## Excerpt to read:
-- Opening Marker --

MFA is extraordinarily effective against traditional credential-harvesting phishing — Microsoft reports it blocks 99.9% of automated account compromise attempts. However, it is not a perfect defense. Attacker-in-the-middle (AiTM) phishing kits — which intercept MFA tokens in real time — are an increasingly common workaround. Phishing-resistant MFA methods such as FIDO2 hardware security keys are the gold standard, as they are immune to AiTM attacks and significantly harder for attackers to bypass.
Q7: Are individuals or businesses more at risk from phishing?
Both face significant risks, but the nature of those risks differs. Individuals are more often targeted by mass phishing campaigns aimed at stealing banking credentials, credit card numbers, or account access. Businesses face both mass campaigns and far more dangerous, highly targeted spear phishing, BEC, and whaling attacks. The financial consequences of business-targeted phishing are typically far larger in absolute dollar terms, but the personal financial and emotional impact on individual victims — particularly elderly victims — can be equally devastating on a personal scale.
Q8: What is the fastest growing type of phishing?

-- Closing Marker --

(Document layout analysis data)
-- Opening Marker --

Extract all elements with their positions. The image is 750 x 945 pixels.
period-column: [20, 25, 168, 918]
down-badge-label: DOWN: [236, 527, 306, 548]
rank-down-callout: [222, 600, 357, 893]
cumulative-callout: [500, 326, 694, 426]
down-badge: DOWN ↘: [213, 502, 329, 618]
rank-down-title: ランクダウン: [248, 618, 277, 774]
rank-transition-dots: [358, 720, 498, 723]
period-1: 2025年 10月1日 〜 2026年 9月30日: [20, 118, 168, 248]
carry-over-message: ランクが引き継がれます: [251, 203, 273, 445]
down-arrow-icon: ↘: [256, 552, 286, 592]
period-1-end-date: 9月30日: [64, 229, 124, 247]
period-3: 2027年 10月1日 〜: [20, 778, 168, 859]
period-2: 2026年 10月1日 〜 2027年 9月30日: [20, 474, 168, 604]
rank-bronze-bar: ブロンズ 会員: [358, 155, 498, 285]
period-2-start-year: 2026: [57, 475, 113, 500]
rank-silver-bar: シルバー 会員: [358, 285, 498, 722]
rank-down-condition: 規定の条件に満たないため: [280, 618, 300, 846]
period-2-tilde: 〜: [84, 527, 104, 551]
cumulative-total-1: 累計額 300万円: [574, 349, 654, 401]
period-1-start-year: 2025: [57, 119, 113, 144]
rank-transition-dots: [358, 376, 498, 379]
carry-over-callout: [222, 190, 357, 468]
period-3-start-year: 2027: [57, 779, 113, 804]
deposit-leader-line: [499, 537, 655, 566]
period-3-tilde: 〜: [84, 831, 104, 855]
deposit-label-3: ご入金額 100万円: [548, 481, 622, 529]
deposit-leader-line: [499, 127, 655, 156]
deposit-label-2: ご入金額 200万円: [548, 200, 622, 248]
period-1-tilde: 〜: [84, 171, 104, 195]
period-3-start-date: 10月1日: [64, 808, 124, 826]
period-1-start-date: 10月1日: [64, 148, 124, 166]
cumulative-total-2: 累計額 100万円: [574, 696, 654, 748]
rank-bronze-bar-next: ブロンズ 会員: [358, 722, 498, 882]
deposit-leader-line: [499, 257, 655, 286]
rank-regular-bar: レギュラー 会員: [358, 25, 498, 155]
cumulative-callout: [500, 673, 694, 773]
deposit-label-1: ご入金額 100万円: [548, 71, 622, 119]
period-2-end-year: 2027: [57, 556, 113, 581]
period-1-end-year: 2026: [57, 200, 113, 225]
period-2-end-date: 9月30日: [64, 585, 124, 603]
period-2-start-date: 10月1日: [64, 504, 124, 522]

-- Closing Marker --

## Tasks and exercises:
A) Summarize the phishing excerpt in two sentences.
B) Retype the phishing excerpt word for word, starting at "Q7: Are individuals" and ending at "a personal scale.".
The records have nothing to do with this work.

## Answers to the problems:
A) According to Microsoft, MFA blocks 99.9% of automated account compromise attempts, but attacker-in-the-middle phishing kits can get around it by intercepting MFA tokens in real time, while phishing-resistant methods such as FIDO2 hardware security keys are immune to such attacks. Individuals and businesses both face significant phishing risks: individuals are more often hit by mass campaigns seeking credentials or card numbers, and businesses also face targeted spear phishing, BEC, and whaling with typically larger financial losses, though the personal impact on individual victims can be equally devastating.

B)
Q7: Are individuals or businesses more at risk from phishing?
Both face significant risks, but the nature of those risks differs. Individuals are more often targeted by mass phishing campaigns aimed at stealing banking credentials, credit card numbers, or account access. Businesses face both mass campaigns and far more dangerous, highly targeted spear phishing, BEC, and whaling attacks. The financial consequences of business-targeted phishing are typically far larger in absolute dollar terms, but the personal financial and emotional impact on individual victims — particularly elderly victims — can be equally devastating on a personal scale.